#### WHAT THE TASK REQUIRES:
List each line of the data that holds the word "tinyint".

#### PROVIDED ENTRIES:
Begin

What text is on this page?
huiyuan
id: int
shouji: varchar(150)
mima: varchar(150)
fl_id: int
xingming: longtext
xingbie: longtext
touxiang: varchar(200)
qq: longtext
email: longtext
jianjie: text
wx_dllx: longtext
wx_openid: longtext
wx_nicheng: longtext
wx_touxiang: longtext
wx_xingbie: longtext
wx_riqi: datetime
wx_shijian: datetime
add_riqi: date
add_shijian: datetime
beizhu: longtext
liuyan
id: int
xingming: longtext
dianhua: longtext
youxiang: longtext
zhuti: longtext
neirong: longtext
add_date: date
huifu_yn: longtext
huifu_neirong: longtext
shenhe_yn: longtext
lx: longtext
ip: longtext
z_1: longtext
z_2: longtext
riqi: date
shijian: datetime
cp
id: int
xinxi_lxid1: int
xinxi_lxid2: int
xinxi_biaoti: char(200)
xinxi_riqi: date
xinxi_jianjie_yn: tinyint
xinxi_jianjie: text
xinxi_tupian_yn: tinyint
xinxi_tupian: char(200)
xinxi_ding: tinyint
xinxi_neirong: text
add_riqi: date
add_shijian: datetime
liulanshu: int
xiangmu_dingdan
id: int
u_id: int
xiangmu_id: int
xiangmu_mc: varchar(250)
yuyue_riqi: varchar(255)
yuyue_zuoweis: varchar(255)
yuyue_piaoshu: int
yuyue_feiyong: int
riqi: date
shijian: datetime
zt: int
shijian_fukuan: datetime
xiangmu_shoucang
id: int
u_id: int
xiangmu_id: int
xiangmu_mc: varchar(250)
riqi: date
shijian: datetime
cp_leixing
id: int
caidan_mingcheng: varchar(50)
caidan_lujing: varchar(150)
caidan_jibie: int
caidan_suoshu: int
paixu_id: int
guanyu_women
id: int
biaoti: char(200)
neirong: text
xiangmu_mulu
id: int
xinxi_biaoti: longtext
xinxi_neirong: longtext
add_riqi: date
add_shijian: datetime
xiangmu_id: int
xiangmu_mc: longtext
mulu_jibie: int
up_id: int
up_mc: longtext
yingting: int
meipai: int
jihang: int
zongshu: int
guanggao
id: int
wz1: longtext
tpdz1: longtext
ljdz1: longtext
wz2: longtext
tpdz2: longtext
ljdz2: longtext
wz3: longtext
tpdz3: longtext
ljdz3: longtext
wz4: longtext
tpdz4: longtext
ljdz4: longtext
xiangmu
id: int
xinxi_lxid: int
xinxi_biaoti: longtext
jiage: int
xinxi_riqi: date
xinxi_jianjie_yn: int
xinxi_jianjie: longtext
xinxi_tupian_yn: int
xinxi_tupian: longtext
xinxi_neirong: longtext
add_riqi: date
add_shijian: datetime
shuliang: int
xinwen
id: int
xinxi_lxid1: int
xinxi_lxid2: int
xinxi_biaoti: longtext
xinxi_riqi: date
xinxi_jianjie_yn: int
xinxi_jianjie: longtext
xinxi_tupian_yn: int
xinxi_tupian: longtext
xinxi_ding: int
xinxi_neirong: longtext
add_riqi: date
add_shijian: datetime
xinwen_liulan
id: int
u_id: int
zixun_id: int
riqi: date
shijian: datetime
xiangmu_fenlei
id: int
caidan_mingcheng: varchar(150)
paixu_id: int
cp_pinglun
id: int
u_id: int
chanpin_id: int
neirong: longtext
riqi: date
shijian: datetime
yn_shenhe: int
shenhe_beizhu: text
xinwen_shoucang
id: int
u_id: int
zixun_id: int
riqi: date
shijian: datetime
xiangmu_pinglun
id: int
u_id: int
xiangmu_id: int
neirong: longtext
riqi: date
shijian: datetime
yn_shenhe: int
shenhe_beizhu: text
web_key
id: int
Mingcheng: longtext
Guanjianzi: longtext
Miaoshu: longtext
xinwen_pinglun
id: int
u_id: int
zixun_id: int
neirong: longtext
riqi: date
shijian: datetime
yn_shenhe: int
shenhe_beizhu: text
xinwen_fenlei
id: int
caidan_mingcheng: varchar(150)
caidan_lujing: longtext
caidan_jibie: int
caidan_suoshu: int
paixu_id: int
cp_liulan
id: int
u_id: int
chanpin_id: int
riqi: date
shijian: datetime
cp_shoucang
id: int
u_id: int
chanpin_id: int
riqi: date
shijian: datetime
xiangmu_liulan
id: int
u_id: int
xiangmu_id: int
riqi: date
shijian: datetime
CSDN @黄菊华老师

End

#### SOLUTION FOR THIS PROBLEM:
xinxi_jianjie_yn: tinyint
xinxi_tupian_yn: tinyint
xinxi_ding: tinyint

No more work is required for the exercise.